- Requirements:
Write only the number of lines holding the string "name".

- Information given:
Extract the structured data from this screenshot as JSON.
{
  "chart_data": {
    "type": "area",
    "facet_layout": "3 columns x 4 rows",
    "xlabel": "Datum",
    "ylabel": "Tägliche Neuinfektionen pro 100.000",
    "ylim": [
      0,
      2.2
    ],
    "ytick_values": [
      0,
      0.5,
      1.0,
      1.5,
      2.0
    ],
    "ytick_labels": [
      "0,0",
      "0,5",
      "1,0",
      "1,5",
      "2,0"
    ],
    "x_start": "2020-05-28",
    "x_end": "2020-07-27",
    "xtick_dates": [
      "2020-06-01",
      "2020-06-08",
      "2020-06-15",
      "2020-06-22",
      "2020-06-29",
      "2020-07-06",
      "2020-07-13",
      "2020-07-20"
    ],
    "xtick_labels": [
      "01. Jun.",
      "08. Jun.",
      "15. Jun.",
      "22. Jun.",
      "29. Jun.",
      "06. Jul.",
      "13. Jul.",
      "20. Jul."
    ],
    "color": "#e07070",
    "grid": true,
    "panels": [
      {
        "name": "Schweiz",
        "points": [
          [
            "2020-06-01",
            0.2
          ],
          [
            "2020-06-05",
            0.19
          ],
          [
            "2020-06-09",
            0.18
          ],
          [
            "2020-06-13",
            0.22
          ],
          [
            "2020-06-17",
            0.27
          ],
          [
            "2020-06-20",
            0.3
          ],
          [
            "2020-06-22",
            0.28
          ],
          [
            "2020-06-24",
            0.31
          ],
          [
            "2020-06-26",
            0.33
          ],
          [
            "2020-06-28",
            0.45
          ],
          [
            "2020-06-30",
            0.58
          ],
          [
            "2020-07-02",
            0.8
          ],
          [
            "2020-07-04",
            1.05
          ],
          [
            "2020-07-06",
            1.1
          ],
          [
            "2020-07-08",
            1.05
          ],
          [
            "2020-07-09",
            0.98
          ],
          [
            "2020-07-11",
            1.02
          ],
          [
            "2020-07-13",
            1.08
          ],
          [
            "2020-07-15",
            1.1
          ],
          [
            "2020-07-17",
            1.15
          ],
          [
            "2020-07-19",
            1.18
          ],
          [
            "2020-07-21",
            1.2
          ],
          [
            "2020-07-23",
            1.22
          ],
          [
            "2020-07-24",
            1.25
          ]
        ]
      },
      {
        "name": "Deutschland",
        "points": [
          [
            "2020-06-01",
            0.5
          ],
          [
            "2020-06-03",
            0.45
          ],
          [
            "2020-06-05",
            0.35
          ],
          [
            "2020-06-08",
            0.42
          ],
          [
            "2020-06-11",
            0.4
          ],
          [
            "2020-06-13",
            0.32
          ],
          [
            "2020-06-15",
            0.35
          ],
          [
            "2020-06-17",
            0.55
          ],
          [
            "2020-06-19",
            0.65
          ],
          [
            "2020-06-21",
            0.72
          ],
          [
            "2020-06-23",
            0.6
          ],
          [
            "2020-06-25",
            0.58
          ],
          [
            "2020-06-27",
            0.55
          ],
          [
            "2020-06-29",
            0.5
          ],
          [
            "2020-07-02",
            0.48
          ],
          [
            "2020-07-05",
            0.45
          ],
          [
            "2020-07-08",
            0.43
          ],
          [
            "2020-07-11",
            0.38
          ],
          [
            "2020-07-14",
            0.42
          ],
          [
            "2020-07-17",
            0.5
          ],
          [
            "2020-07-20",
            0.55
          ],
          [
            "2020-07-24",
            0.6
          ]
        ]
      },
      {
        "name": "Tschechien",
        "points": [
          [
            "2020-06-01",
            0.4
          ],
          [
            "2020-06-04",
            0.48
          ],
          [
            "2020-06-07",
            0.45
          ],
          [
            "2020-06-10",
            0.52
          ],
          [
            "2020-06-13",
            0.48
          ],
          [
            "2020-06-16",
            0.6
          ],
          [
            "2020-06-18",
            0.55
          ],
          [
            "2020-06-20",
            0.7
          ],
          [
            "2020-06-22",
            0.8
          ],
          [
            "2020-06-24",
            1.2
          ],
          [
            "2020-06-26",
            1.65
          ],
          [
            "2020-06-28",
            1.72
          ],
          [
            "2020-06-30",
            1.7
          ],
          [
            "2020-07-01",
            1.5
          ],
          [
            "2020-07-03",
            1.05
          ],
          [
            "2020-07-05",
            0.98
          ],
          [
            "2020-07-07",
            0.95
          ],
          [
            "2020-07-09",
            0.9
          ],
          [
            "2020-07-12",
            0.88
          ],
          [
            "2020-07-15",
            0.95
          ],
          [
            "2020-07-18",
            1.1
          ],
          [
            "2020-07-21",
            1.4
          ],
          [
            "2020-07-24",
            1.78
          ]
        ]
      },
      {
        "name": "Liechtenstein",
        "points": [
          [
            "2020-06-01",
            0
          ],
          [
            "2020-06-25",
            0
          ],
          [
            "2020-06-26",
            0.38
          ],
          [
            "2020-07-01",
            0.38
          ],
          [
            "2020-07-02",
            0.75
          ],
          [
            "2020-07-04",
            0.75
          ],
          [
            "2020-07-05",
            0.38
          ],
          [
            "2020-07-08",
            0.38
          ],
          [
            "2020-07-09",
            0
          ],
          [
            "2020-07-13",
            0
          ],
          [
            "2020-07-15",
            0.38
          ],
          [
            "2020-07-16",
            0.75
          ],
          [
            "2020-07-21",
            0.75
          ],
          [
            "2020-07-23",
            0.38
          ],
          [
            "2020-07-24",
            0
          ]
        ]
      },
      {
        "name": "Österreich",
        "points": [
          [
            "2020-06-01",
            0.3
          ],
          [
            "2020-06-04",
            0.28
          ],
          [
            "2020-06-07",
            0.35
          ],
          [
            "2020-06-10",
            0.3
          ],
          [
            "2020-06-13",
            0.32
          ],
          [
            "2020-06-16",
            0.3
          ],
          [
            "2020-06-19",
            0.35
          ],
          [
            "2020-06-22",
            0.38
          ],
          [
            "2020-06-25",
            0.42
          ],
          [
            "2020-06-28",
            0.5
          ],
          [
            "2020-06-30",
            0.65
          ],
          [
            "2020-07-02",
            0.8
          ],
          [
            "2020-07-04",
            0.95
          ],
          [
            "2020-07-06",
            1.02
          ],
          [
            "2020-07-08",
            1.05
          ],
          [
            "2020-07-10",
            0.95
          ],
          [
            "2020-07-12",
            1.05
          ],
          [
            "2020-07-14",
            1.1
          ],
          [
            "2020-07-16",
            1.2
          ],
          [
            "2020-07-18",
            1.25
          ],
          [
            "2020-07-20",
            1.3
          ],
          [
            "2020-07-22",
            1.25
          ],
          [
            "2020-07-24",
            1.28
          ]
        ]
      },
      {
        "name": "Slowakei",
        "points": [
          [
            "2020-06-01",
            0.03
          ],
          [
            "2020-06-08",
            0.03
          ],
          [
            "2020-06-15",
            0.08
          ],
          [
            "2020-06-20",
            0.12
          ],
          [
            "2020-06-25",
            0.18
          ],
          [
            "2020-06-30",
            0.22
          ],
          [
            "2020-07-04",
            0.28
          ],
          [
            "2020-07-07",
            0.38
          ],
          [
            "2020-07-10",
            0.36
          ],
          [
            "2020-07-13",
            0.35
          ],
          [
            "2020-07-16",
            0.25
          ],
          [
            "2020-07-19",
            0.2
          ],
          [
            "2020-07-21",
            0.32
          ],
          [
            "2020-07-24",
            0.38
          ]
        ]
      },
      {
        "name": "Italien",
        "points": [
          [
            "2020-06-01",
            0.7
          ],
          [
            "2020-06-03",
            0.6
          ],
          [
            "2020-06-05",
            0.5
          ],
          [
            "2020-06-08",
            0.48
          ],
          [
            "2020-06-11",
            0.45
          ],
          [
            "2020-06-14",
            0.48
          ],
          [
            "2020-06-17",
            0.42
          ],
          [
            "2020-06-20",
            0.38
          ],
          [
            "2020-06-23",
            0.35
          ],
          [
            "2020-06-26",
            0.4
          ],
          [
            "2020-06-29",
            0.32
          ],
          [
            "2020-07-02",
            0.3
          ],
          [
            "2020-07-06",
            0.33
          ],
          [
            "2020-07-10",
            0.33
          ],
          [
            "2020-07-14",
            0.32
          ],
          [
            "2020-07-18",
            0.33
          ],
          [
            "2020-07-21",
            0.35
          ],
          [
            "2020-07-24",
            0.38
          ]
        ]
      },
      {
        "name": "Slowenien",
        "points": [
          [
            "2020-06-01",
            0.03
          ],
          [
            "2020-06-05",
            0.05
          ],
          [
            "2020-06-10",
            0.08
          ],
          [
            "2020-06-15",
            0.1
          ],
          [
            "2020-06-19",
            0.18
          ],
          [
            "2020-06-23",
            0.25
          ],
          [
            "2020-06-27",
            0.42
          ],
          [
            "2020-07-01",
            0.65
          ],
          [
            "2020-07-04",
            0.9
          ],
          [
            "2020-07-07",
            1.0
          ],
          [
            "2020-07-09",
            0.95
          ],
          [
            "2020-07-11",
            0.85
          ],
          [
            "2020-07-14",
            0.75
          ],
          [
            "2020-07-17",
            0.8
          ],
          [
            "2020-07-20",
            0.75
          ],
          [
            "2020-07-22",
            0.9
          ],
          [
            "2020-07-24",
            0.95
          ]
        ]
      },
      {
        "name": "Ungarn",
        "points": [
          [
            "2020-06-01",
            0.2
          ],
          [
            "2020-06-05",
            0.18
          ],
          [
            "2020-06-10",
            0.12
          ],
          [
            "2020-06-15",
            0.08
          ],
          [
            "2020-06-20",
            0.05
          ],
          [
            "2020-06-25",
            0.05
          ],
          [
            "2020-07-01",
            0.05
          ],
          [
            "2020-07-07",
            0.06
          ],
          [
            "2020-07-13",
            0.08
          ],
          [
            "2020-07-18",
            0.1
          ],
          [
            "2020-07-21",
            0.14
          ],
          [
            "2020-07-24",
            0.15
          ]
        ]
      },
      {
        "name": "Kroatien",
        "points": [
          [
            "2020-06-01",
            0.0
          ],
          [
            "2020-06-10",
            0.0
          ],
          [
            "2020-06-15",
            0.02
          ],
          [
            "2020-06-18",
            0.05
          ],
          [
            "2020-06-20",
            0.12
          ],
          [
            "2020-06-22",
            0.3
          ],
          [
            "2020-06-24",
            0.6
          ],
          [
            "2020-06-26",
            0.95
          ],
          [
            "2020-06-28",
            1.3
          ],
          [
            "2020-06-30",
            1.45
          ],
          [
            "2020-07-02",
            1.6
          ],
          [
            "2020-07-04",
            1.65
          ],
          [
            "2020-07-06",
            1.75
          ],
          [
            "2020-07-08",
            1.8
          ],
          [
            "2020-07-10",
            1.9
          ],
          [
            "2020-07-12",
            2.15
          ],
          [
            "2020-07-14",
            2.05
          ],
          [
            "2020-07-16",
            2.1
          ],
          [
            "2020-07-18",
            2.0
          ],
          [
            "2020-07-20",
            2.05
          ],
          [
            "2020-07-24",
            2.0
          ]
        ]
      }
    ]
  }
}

- Result of this task:
10